- Your objective:
Look through the data below and return each line where "text" appears.

- Entries supplied:
>>>

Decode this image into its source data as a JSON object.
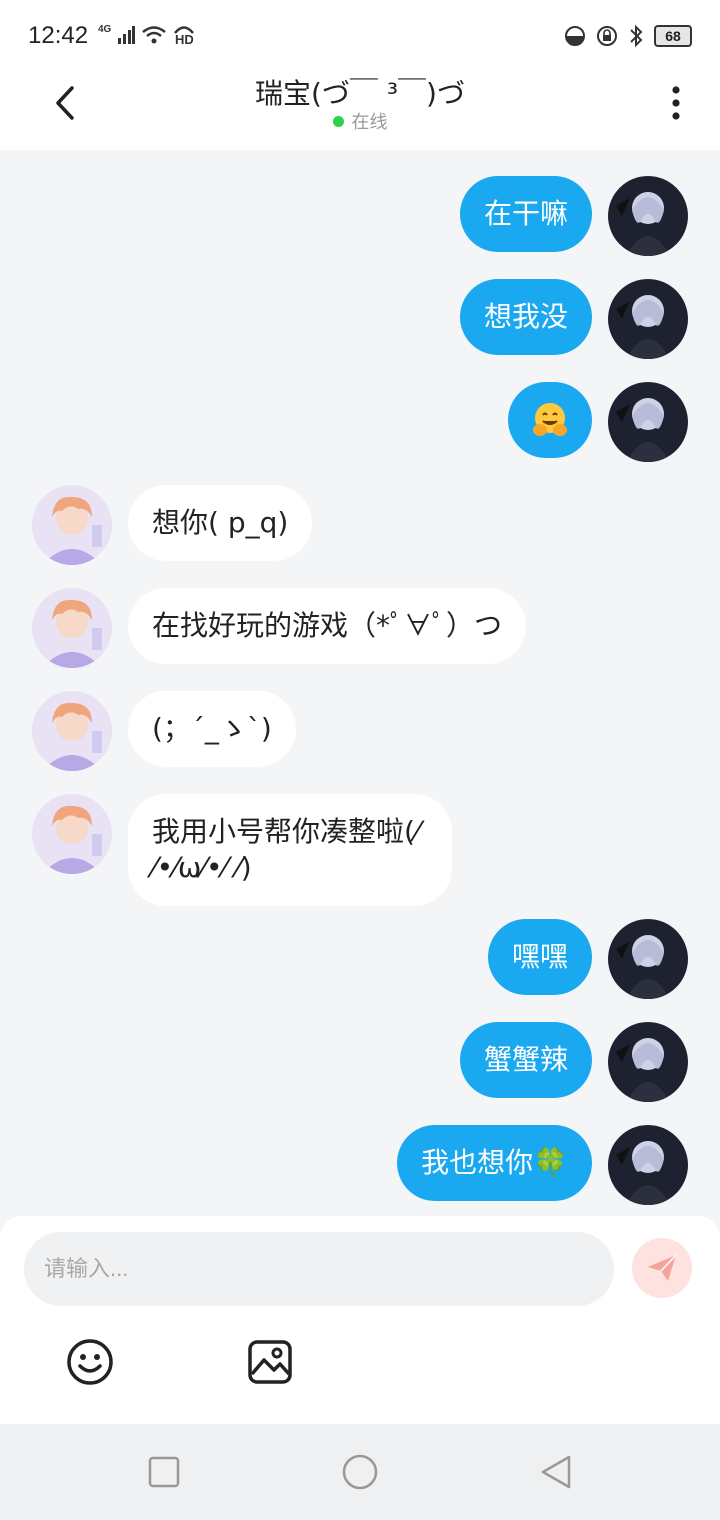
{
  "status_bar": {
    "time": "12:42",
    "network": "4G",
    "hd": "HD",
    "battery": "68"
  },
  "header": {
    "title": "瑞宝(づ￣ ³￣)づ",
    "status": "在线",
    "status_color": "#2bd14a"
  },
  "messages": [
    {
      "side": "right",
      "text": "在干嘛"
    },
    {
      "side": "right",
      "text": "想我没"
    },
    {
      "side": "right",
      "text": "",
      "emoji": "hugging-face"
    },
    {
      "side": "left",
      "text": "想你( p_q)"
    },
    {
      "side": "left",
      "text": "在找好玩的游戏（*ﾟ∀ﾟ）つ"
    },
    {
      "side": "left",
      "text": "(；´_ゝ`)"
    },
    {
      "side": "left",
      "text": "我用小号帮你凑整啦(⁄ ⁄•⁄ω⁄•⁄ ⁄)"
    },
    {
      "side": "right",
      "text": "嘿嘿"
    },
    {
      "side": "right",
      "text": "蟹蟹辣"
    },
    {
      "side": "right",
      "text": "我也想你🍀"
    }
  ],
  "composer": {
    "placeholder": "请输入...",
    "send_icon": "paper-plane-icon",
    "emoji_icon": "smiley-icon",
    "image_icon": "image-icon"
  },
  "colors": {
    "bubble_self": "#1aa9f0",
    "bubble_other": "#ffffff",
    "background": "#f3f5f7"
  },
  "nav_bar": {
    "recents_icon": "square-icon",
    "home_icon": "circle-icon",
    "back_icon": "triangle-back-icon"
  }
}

<<<

- Task answer:
      "text": "在干嘛"
      "text": "想我没"
      "text": "",
      "text": "想你( p_q)"
      "text": "在找好玩的游戏（*ﾟ∀ﾟ）つ"
      "text": "(；´_ゝ`)"
      "text": "我用小号帮你凑整啦(⁄ ⁄•⁄ω⁄•⁄ ⁄)"
      "text": "嘿嘿"
      "text": "蟹蟹辣"
      "text": "我也想你🍀"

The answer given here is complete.